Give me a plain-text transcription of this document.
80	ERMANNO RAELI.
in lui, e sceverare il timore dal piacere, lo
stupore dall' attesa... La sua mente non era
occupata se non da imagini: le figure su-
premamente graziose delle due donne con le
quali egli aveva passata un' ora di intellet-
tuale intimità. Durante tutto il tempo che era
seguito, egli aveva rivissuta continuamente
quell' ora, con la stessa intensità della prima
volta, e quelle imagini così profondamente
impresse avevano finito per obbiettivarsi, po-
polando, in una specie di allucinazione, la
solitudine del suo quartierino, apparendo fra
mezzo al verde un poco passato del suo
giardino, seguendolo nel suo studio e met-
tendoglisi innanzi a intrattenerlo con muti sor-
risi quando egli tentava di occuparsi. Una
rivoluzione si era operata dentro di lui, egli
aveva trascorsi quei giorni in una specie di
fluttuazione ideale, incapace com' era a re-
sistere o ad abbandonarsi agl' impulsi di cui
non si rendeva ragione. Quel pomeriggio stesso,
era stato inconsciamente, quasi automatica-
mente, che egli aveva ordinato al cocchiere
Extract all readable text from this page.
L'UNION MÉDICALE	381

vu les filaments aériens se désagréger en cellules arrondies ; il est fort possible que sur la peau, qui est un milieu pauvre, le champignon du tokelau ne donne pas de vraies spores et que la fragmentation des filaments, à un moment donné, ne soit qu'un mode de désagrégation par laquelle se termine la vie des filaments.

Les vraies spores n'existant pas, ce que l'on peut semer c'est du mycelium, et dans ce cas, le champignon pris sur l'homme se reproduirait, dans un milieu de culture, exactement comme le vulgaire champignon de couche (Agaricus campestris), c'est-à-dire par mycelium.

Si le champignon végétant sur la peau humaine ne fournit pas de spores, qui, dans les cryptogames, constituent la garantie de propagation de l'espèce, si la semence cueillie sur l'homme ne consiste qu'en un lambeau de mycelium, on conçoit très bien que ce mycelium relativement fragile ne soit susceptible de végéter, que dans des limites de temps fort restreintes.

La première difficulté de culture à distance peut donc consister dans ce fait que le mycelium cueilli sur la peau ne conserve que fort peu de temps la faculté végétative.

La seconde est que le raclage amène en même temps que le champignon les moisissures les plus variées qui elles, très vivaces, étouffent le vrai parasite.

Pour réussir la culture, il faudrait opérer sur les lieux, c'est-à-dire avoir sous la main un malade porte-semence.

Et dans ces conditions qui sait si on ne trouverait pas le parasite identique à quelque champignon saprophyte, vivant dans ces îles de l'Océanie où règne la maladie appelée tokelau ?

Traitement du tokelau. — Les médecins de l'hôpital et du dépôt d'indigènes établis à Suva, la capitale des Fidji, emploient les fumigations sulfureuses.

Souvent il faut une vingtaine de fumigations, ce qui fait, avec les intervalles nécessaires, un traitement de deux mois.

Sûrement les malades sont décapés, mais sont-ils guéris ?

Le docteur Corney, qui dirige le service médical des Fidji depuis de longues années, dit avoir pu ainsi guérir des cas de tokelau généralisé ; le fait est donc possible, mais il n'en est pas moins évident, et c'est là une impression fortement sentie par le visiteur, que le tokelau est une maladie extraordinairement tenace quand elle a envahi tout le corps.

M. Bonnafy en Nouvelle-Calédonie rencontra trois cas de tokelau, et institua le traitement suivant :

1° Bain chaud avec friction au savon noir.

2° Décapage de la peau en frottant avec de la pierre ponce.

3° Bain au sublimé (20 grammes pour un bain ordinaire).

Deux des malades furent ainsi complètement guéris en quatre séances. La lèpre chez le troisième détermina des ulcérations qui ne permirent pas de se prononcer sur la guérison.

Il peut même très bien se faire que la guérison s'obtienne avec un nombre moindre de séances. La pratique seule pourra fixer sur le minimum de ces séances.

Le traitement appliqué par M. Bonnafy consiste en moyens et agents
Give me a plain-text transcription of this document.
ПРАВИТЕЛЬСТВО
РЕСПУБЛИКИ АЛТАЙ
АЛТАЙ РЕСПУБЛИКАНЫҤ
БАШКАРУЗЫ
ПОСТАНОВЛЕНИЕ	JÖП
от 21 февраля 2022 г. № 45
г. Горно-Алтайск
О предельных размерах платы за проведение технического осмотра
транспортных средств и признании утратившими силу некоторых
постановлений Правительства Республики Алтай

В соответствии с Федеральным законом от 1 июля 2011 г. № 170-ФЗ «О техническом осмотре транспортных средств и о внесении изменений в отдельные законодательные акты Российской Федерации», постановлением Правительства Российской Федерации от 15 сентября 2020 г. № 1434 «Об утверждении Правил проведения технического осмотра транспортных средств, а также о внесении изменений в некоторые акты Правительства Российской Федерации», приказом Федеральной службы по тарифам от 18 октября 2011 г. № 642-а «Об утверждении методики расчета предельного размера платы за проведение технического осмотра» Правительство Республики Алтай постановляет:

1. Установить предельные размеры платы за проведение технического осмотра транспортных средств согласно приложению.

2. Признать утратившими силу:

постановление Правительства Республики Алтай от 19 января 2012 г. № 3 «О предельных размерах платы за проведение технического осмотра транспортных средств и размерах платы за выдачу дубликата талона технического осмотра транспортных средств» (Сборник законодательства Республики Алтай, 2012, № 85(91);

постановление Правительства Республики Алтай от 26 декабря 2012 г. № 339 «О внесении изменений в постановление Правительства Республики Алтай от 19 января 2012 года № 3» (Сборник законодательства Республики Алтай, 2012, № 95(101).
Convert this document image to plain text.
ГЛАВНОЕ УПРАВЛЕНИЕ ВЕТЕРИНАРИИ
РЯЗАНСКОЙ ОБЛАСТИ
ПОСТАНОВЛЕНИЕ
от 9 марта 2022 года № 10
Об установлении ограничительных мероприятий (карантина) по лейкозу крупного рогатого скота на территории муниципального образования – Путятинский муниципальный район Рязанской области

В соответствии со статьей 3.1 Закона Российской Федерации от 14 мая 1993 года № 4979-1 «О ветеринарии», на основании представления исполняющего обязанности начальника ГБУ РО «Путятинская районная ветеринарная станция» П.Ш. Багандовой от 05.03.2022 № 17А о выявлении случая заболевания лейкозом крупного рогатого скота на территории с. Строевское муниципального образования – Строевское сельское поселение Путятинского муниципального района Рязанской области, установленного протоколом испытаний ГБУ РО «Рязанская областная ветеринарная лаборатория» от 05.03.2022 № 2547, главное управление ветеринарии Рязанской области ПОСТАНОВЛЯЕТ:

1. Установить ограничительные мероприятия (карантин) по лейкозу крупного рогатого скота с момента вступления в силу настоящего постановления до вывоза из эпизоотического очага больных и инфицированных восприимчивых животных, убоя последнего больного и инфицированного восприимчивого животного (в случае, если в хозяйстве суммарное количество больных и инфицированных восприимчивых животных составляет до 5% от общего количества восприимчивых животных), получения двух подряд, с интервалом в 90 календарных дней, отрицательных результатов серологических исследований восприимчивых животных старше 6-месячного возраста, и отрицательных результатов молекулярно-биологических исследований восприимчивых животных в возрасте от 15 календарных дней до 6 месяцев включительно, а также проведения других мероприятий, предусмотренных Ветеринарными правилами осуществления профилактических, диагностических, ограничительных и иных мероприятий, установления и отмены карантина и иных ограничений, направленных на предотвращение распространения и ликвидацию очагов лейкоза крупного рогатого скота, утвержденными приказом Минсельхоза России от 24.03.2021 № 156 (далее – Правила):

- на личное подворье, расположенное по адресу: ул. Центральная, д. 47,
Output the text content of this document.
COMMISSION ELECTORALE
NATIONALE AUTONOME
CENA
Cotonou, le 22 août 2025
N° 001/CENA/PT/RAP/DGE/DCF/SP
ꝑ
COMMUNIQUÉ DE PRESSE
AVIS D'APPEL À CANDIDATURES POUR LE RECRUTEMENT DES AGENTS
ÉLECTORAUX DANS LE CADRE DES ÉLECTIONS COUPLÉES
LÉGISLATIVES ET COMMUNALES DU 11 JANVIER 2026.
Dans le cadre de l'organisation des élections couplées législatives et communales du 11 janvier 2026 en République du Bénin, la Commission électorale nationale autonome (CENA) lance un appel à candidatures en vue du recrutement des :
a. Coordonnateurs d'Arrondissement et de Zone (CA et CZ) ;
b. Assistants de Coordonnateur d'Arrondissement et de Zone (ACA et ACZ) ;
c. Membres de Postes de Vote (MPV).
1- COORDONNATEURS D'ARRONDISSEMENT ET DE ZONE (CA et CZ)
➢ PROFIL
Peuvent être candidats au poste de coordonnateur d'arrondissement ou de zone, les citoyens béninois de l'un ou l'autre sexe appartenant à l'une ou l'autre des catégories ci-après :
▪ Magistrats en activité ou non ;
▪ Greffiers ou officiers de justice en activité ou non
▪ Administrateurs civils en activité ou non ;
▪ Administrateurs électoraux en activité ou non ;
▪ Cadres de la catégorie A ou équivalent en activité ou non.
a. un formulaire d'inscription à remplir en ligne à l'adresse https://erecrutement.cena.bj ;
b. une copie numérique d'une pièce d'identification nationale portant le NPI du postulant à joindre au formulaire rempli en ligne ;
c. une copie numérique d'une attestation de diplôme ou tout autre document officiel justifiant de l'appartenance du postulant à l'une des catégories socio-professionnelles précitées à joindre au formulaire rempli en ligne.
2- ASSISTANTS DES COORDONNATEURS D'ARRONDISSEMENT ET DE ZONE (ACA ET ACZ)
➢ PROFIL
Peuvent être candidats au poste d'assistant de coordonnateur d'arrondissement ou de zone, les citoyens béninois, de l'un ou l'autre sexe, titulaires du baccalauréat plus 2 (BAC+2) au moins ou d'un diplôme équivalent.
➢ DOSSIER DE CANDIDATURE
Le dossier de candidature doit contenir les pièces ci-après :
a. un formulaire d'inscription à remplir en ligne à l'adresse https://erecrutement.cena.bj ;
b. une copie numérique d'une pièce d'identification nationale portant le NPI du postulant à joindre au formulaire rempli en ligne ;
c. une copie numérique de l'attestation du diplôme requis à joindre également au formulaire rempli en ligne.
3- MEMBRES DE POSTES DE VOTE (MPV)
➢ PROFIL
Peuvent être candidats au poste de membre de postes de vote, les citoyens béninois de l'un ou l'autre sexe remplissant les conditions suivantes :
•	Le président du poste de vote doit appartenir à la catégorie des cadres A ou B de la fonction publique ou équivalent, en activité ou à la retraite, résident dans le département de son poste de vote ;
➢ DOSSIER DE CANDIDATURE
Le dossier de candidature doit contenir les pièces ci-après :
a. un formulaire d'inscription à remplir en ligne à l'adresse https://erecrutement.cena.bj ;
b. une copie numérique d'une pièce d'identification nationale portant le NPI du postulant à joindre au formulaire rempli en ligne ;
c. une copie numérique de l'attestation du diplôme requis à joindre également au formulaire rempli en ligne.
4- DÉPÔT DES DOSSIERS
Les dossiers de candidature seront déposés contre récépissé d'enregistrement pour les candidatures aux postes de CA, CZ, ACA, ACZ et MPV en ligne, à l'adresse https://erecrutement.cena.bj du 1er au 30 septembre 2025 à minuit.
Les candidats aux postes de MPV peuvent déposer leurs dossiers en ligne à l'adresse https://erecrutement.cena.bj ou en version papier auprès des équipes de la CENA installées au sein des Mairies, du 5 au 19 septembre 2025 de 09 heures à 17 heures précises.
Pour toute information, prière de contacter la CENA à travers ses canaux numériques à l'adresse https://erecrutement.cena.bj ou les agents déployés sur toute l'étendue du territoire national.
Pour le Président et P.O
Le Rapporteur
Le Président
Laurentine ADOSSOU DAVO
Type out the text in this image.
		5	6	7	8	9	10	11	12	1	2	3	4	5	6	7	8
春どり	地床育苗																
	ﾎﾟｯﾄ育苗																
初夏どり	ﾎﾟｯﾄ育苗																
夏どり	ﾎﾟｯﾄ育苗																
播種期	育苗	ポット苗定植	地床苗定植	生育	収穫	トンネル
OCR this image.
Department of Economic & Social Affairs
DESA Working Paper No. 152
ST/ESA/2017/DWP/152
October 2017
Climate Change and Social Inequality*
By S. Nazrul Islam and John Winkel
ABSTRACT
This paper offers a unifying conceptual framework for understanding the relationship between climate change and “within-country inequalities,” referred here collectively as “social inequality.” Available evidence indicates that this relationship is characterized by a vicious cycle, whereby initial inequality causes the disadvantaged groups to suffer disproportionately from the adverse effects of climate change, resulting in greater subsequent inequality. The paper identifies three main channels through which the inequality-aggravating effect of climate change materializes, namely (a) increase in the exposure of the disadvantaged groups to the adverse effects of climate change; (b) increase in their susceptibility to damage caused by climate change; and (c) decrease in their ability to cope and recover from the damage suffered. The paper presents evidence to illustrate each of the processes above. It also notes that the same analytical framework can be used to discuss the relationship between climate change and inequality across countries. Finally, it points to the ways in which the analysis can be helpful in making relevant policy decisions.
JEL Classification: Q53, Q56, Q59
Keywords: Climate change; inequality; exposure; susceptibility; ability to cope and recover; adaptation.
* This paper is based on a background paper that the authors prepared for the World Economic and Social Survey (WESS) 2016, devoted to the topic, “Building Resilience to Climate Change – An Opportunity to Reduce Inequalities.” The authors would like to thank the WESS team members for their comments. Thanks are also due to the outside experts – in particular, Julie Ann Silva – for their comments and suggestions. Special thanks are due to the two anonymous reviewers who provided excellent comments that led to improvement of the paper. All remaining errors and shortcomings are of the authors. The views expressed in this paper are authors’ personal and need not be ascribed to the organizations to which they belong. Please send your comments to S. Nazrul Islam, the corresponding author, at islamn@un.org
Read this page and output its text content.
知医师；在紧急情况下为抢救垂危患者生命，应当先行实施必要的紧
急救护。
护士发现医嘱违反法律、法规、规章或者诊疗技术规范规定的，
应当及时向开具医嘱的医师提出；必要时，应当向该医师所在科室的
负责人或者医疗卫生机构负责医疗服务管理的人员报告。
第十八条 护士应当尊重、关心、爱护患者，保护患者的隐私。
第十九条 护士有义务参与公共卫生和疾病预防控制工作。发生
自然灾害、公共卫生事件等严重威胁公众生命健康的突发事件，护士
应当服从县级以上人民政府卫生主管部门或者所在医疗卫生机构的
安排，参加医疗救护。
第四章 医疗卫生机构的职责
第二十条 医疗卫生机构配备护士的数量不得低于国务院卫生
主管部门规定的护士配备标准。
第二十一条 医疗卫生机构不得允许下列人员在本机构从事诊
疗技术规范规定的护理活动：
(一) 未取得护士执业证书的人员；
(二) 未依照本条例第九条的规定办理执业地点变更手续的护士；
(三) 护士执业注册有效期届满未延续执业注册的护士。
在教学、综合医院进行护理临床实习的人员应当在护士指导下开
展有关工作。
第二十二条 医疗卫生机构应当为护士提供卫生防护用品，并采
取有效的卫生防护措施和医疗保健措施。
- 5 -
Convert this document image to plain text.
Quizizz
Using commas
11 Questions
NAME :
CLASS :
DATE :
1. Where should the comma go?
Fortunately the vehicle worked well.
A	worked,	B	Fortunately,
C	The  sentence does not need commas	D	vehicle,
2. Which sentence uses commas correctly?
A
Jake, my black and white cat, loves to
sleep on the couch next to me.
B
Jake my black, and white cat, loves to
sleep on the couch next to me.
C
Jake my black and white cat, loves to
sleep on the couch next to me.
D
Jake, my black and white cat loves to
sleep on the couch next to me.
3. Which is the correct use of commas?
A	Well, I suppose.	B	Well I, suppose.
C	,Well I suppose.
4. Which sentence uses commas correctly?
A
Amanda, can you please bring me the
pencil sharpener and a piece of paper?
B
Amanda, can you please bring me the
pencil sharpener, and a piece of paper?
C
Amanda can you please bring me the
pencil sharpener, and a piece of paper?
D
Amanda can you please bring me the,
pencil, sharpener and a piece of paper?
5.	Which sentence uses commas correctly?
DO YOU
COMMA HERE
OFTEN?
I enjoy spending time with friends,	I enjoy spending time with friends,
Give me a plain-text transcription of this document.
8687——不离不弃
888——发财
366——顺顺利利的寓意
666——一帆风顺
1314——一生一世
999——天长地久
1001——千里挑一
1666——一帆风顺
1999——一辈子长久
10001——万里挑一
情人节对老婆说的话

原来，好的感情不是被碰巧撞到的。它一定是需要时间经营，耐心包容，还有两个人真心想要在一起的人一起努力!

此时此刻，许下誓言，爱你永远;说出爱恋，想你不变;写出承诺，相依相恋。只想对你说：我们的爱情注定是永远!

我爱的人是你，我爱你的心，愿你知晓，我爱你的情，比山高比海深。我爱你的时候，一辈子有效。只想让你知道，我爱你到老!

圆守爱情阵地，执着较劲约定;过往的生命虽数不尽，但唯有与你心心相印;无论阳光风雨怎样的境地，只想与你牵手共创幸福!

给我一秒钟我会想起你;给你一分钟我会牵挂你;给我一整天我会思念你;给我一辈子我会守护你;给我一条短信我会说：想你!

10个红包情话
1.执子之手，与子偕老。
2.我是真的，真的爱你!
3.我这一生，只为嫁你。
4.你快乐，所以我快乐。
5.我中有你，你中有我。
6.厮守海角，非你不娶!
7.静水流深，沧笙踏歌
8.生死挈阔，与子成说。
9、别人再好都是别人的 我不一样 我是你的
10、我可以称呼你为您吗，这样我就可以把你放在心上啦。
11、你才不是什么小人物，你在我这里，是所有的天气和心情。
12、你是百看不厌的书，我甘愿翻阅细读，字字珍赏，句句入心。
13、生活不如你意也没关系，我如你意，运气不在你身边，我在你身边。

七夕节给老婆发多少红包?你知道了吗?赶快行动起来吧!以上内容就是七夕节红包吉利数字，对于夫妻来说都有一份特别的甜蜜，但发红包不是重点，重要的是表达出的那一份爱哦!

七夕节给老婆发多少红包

Exercise details:
Check the data for the word "pencil" and pull out the lines that have it.

Exercise response:
pencil sharpener and a piece of paper?
pencil sharpener, and a piece of paper?
pencil sharpener, and a piece of paper?
pencil, sharpener and a piece of paper?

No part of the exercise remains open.